» TASK DESCRIPTION
Leave the pictures out and transcribe every record exactly.

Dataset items
___

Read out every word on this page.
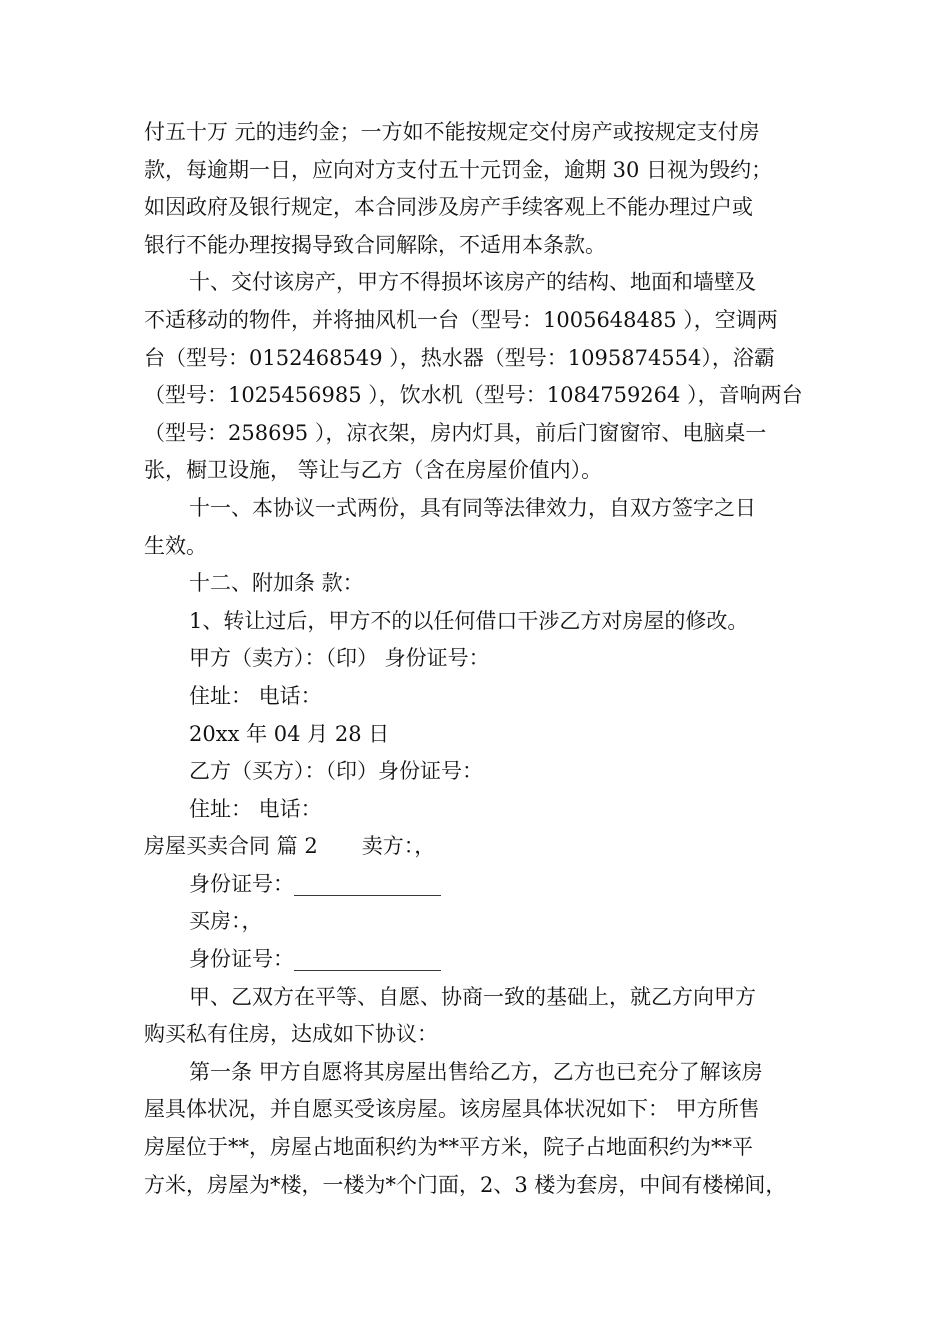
付五十万 元的违约金；一方如不能按规定交付房产或按规定支付房
款，每逾期一日，应向对方支付五十元罚金，逾期 30 日视为毁约；
如因政府及银行规定，本合同涉及房产手续客观上不能办理过户或
银行不能办理按揭导致合同解除，不适用本条款。
十、交付该房产，甲方不得损坏该房产的结构、地面和墙壁及
不适移动的物件，并将抽风机一台（型号：1005648485 ），空调两
台（型号：0152468549 ），热水器（型号：1095874554），浴霸
（型号：1025456985 ），饮水机（型号：1084759264 ），音响两台
（型号：258695 ），凉衣架，房内灯具，前后门窗窗帘、电脑桌一
张，橱卫设施， 等让与乙方（含在房屋价值内）。
十一、本协议一式两份，具有同等法律效力，自双方签字之日
生效。
十二、附加条 款：
1、转让过后，甲方不的以任何借口干涉乙方对房屋的修改。
甲方（卖方）：（印） 身份证号：
住址： 电话：
20xx 年 04 月 28 日
乙方（买方）：（印）身份证号：
住址： 电话：
房屋买卖合同 篇 2 卖方：，
身份证号：______________
买房：，
身份证号：______________
甲、乙双方在平等、自愿、协商一致的基础上，就乙方向甲方
购买私有住房，达成如下协议：
第一条 甲方自愿将其房屋出售给乙方，乙方也已充分了解该房
屋具体状况，并自愿买受该房屋。该房屋具体状况如下： 甲方所售
房屋位于**，房屋占地面积约为**平方米，院子占地面积约为**平
方米，房屋为*楼，一楼为*个门面，2、3 楼为套房，中间有楼梯间，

___

» CORRECT ANSWER
Read out every word on this page.
付五十万 元的违约金；一方如不能按规定交付房产或按规定支付房
款，每逾期一日，应向对方支付五十元罚金，逾期 30 日视为毁约；
如因政府及银行规定，本合同涉及房产手续客观上不能办理过户或
银行不能办理按揭导致合同解除，不适用本条款。
十、交付该房产，甲方不得损坏该房产的结构、地面和墙壁及
不适移动的物件，并将抽风机一台（型号：1005648485 ），空调两
台（型号：0152468549 ），热水器（型号：1095874554），浴霸
（型号：1025456985 ），饮水机（型号：1084759264 ），音响两台
（型号：258695 ），凉衣架，房内灯具，前后门窗窗帘、电脑桌一
张，橱卫设施， 等让与乙方（含在房屋价值内）。
十一、本协议一式两份，具有同等法律效力，自双方签字之日
生效。
十二、附加条 款：
1、转让过后，甲方不的以任何借口干涉乙方对房屋的修改。
甲方（卖方）：（印） 身份证号：
住址： 电话：
20xx 年 04 月 28 日
乙方（买方）：（印）身份证号：
住址： 电话：
房屋买卖合同 篇 2 卖方：，
身份证号：______________
买房：，
身份证号：______________
甲、乙双方在平等、自愿、协商一致的基础上，就乙方向甲方
购买私有住房，达成如下协议：
第一条 甲方自愿将其房屋出售给乙方，乙方也已充分了解该房
屋具体状况，并自愿买受该房屋。该房屋具体状况如下： 甲方所售
房屋位于**，房屋占地面积约为**平方米，院子占地面积约为**平
方米，房屋为*楼，一楼为*个门面，2、3 楼为套房，中间有楼梯间，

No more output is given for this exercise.